-- Esercizi --
[1] Risponda alle seguenti domande sull'articolo relativo al recupero degli edifici esistenti:
(a) In quale occasione e in quale anno è stata presentata la ricerca Cronocaos di Rem Koolhaas?
(b) Quante erano inizialmente le ville progettate da Renzo Piano a Cusago e quante ne furono demolite?
(c) Da quanti corpi principali è composto il complesso del mulino a vento Jack?
[2] Prosegua l'articolo sul recupero degli edifici esistenti a partire dall'ultima frase riportata.

-- Articolo --
┏━━

Lavorare sul patrimonio esistente è diventata una prassi consolidata e incentivata per i progettisti. L’idea di operare su edifici esistenti si è largamente diffusa tra tutti gli attori del processo costruttivo: i progettisti, i clienti, le amministrazioni pubbliche. Ciò avviene per motivi diversi, quali la sostenibilità economica o ambientale, la volontà di mettere a reddito immobili in stato di abbandono, il desiderio di preservare una memoria storica o il tentativo di razionalizzare il consumo di suolo. Gli approcci al tema sono molto diversi, influenzati dalle inclinazioni personali, dalle normative e dall’epoca e dal valore del manufatto su cui si opera. La questione potrebbe essere sintetizzata dalla domanda «che cosa e come conservare?», senza che esista una risposta univoca.
L’interesse sul tema era già stato sollevato con un certo anticipo da Rem Koolhaas con la ricerca Cronocaos, presentata alla Biennale di Venezia del 2010, il cui scopo era analizzare le modalità e le contraddizioni nel nostro modo di relazionarci con la memoria storica del costruito. Riguardo a queste contraddizioni è utile citare lo scalpore che ha sollevato la notizia che una delle ville progettate da Renzo Piano a Cusago nei primi anni Settanta rischiava di essere demolita. Un bene che a tutti appariva degno di essere tutelato non lo era per la burocrazia, tanto che le ville erano inizialmente quattro, ma qualche anno fa ne furono demolite due e la cosa sembrò non causare grande fermento.
Il mulino, il granaio, la casa padronale: tris di stili
Sotto questa prospettiva appare interessante il progetto di Featherston Young per il recupero del mulino a vento Jack e degli edifici adiacenti per farne una residenza privata nel West Sussex, in Inghilterra. Grazie alla scelta di conservare e riutilizzare tutti gli edifici presenti indipendentemente dal loro valore storico architettonico, si possono osservare modalità di intervento diverse. Il complesso è, infatti, composto da tre corpi principali di epoche e caratteristiche difformi.

┗━━

-- Estratto della fonte --
┏━━

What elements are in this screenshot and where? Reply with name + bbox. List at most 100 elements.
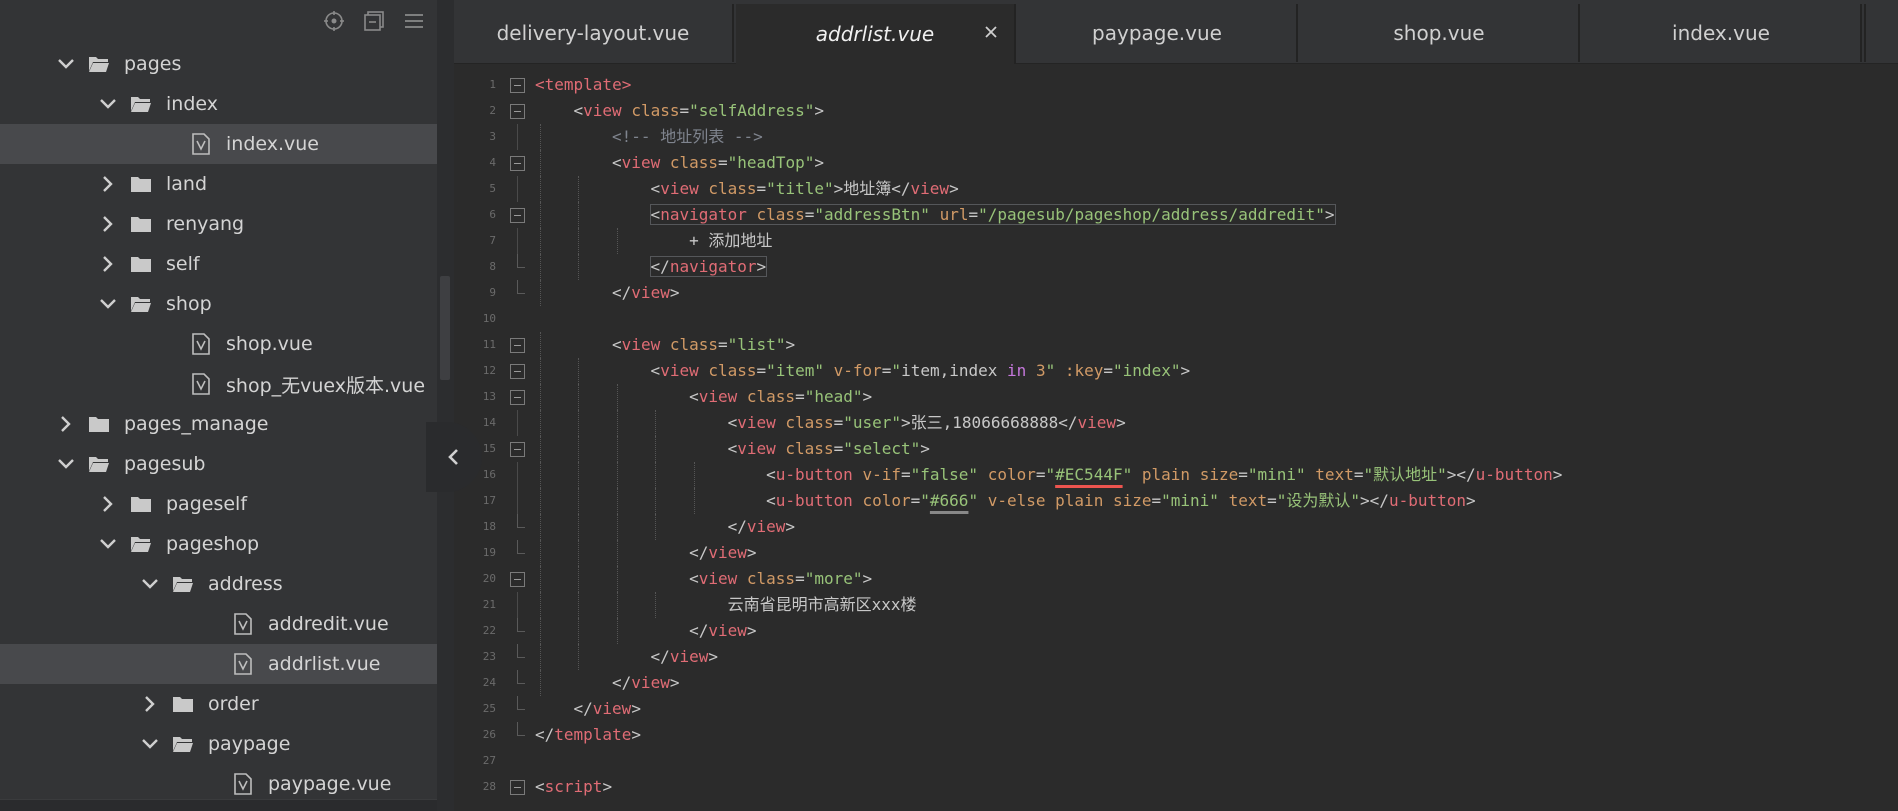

┗━━

-- Soluzioni --
[1]
(a) Alla Biennale di Venezia del 2010.
(b) Erano inizialmente quattro; ne furono demolite due.
(c) Da tre corpi principali.

[2]
Il mulino ottocentesco, dal nome di persona, secondo una tradizionale usanza per questo tipo di manufatti nel Sussex, è un monumento particolarmente noto, tutelato come Grade II (costruzioni particolarmente importanti o di un interesse speciale), secondo la normativa inglese. Il vecchio granaio invece risale al tardo Ottocento, la casa padronale è costruita come ampliamento negli anni Sessanta.
L’obiettivo dichiarato di uniformare il complesso in un’immagine allo stesso tempo contemporanea e rispettosa della tradizione appare centrato, grazie al lavoro dei progettisti svolto in costante collaborazione con gli enti pubblici per la tutela del patrimonio e le comunità locali. Gli interventi comprendono il restauro conservativo del mulino Jack, che ha interessato le strutture e i rivestimenti lignei, le pale e la copertura girevole metallica.
Diversa la ristrutturazione della casa padronale, a cui sono state modificate le facciate e la distribuzione interna, e il riuso del granaio, foderato da un nuovo volume con struttura in legno lamellare che si comporta come uno scrigno di protezione per l’edificio esistente. Oltre a questo sono aggiunte due estensioni sul tetto della casa e del granaio, dotate di ampie finestre che offrono un punto di vista nuovo tra Jack e Jill, un secondo mulino storico in un lotto confinante, restaurato da attivisti locali negli anni Ottanta.
Colori tradizionali
La casa padronale è l’edificio su cui si è operato con il maggior grado di libertà: la disposizione interna dei locali viene radicalmente cambiata, spostando al primo piano l’ingresso nell’area living-cucina, dalle cui finestre si ha una vista aperta sul paesaggio circostante. Le facciate sono rivestite con doghe e pannelli di legno verniciato nei colori bianco e nero, vernacolo dei mulini a vento del Sussex dove il nero rappresenta le parti statiche e il bianco quelle in movimento.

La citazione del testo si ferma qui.